Search the data for the word "look" and copy every line that contains it.

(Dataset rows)
-------------------------

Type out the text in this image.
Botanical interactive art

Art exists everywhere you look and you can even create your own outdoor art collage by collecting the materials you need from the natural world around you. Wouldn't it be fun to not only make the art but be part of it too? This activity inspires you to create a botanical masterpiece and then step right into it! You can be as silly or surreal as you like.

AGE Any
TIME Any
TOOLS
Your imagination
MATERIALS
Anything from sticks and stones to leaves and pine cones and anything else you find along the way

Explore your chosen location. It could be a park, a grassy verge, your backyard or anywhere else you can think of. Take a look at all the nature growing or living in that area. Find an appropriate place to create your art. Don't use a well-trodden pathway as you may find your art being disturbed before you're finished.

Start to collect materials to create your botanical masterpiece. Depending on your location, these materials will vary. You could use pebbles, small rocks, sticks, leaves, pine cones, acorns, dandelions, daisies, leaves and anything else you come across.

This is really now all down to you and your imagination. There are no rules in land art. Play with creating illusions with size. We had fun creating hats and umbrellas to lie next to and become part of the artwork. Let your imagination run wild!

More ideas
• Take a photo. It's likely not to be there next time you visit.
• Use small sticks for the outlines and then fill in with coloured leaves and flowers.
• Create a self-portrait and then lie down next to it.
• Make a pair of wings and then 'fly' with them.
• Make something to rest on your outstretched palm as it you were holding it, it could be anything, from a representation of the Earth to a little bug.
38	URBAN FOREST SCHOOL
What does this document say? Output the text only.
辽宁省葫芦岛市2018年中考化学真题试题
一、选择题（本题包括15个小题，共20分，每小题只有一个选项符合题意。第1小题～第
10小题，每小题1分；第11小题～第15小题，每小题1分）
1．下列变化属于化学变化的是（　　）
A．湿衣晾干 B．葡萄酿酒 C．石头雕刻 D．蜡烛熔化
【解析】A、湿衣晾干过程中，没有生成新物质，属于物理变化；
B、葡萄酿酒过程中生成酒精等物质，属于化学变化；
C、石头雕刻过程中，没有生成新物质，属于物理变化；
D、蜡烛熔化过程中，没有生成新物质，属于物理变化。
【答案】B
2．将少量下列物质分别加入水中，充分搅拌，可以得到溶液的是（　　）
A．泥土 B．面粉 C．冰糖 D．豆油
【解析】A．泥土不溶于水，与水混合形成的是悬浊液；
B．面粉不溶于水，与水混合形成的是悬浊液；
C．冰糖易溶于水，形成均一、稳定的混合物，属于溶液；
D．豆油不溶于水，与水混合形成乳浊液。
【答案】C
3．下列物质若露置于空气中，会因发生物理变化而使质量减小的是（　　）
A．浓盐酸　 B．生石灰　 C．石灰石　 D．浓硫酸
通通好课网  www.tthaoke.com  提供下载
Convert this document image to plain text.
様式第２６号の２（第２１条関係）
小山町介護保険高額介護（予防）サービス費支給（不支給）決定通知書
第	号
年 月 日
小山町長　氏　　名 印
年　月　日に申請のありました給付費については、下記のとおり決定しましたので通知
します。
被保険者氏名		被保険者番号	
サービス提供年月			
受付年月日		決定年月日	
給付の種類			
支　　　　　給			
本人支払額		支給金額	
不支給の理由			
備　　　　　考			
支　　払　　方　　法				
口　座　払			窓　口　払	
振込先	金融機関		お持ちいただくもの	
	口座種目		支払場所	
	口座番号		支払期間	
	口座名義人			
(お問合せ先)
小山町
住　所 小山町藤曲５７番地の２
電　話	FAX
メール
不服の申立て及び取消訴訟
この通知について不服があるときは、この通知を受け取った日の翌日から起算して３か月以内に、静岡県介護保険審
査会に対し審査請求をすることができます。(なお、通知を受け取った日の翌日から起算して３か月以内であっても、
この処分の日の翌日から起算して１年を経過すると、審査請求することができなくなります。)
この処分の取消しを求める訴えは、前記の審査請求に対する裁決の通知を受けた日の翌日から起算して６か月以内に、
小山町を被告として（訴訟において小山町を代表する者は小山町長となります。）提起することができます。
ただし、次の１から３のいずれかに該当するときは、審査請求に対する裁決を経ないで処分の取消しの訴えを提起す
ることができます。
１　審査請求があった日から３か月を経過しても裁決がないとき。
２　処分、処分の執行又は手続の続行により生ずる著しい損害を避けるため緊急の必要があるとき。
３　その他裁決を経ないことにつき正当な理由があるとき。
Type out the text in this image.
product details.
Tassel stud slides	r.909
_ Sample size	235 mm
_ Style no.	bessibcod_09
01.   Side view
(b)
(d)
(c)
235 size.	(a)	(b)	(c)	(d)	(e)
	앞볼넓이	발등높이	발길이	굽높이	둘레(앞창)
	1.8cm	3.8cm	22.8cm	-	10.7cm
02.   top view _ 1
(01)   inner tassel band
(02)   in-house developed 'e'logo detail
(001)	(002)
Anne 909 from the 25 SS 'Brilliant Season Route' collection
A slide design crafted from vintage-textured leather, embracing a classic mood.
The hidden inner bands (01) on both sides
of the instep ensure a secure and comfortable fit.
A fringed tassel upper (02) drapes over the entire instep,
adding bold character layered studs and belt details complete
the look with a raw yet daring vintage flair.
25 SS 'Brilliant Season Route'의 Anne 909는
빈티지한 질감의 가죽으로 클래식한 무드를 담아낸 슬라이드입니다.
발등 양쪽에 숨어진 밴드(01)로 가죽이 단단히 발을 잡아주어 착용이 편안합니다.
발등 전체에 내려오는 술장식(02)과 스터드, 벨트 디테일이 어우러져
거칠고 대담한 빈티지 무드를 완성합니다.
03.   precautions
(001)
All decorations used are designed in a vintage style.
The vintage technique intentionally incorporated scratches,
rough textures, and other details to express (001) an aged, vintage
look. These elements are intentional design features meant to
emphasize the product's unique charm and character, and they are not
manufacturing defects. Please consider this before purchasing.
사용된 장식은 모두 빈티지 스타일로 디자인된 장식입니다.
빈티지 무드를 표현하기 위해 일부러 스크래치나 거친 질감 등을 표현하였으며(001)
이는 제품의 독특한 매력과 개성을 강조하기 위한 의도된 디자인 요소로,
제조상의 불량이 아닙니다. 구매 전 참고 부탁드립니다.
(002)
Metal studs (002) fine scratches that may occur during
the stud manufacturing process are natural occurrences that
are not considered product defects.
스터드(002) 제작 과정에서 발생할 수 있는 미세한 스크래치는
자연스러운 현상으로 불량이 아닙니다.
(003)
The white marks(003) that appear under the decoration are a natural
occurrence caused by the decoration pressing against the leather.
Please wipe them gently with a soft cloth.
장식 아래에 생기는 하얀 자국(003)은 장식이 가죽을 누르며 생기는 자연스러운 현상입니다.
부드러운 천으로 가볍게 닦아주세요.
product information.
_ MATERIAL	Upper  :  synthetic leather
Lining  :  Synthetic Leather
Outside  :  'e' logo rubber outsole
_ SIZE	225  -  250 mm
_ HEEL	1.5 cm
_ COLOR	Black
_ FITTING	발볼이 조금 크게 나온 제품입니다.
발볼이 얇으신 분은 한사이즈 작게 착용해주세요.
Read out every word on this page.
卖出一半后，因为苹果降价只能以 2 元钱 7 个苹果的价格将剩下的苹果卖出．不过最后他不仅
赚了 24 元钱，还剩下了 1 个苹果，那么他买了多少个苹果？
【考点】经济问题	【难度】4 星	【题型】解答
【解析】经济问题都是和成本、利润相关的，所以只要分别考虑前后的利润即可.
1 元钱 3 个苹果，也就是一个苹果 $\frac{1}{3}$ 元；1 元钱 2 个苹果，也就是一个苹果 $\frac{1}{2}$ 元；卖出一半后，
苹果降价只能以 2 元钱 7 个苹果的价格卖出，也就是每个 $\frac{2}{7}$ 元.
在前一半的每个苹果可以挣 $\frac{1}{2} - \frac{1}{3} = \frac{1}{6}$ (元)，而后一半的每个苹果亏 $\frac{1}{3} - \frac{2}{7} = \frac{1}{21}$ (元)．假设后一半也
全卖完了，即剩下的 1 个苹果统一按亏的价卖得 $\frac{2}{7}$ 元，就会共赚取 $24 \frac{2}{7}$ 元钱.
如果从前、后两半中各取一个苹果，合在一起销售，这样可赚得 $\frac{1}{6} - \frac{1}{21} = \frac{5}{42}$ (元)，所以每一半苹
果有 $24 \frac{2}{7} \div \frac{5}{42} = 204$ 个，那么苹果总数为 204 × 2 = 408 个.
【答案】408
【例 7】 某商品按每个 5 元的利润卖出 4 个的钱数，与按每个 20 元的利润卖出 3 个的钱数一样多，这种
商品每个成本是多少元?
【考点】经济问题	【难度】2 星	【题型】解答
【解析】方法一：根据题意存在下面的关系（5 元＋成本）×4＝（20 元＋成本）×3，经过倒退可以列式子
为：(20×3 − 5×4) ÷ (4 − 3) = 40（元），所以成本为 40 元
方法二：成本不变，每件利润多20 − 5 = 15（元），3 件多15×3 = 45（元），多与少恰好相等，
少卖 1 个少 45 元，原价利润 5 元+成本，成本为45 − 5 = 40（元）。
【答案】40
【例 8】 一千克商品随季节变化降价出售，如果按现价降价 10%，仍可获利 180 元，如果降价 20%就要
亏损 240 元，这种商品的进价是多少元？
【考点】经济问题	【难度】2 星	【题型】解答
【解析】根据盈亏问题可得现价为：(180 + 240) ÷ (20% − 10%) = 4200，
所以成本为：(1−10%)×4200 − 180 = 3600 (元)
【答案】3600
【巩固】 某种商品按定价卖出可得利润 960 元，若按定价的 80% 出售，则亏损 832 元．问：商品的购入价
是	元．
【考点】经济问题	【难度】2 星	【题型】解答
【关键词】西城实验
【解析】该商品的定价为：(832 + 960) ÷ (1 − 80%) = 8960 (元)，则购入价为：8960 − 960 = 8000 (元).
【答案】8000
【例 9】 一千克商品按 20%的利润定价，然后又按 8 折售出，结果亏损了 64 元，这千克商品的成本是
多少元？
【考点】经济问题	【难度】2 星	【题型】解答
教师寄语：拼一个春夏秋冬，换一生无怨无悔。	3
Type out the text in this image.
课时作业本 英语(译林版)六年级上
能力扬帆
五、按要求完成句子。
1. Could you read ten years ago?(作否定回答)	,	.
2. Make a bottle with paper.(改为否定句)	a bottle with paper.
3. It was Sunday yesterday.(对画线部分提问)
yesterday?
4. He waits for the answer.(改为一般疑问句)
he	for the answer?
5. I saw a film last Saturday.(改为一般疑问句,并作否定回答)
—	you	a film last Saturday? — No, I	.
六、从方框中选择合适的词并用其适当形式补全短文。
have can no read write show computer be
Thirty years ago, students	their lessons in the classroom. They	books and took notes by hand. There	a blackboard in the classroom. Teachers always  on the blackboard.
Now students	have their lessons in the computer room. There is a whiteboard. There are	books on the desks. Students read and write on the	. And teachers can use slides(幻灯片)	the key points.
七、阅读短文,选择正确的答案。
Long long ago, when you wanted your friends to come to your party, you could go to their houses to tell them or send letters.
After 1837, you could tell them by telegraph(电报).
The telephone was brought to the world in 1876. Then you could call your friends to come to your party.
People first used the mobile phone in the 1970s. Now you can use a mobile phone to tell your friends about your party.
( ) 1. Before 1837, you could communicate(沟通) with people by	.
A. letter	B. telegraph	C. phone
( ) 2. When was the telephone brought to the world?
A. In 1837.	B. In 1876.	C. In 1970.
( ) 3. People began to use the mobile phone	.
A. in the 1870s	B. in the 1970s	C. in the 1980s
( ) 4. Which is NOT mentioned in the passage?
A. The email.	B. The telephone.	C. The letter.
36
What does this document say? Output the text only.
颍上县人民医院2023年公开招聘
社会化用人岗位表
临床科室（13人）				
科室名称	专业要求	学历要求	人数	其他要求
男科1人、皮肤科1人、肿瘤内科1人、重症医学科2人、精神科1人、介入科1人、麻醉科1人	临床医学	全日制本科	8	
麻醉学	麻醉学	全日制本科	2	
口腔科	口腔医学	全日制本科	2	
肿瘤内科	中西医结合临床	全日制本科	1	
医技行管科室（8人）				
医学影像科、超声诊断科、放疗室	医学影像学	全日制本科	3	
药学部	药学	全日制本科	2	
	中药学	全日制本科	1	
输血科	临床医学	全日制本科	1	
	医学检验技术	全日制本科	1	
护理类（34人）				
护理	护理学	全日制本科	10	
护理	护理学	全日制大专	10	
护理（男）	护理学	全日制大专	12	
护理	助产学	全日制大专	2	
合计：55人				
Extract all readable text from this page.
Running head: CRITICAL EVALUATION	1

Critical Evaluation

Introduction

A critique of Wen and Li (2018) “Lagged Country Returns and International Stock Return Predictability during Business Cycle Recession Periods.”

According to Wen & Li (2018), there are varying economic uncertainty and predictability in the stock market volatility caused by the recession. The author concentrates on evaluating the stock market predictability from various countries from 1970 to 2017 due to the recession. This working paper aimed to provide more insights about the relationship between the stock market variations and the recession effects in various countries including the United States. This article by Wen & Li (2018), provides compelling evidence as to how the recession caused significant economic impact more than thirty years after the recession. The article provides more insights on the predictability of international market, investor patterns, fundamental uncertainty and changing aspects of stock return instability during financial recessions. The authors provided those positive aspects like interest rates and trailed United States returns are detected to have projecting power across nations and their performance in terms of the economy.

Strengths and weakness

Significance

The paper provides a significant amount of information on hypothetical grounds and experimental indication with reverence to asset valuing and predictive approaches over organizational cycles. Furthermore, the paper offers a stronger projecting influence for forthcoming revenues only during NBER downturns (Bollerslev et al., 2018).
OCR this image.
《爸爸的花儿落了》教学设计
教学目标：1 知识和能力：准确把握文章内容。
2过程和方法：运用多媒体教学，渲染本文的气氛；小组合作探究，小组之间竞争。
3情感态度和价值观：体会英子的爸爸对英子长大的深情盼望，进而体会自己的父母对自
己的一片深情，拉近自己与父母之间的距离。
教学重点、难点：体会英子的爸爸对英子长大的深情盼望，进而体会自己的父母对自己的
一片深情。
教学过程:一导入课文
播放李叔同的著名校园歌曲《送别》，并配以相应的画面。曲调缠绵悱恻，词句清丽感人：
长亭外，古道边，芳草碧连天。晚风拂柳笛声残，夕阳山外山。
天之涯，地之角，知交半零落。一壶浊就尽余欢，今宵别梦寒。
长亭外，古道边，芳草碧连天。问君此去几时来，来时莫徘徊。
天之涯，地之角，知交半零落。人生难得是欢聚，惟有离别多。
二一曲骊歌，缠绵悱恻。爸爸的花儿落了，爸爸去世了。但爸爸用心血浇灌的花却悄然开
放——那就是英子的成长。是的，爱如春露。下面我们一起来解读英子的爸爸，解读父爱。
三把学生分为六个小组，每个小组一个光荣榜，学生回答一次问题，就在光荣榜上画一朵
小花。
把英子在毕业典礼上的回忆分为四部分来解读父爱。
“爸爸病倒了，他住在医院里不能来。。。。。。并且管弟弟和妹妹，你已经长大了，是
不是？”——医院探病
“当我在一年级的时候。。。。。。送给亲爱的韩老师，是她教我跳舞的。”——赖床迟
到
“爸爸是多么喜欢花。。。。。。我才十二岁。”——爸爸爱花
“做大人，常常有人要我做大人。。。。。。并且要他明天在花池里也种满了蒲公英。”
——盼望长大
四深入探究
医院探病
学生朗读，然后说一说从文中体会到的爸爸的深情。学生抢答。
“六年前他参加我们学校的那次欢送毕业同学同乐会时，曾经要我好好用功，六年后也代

-------------------------

TASK SOLUTION |
Art exists everywhere you look and you can even create your own outdoor art collage by collecting the materials you need from the natural world around you. Wouldn't it be fun to not only make the art but be part of it too? This activity inspires you to create a botanical masterpiece and then step right into it! You can be as silly or surreal as you like.
Explore your chosen location. It could be a park, a grassy verge, your backyard or anywhere else you can think of. Take a look at all the nature growing or living in that area. Find an appropriate place to create your art. Don't use a well-trodden pathway as you may find your art being disturbed before you're finished.
the look with a raw yet daring vintage flair.
look. These elements are intentional design features meant to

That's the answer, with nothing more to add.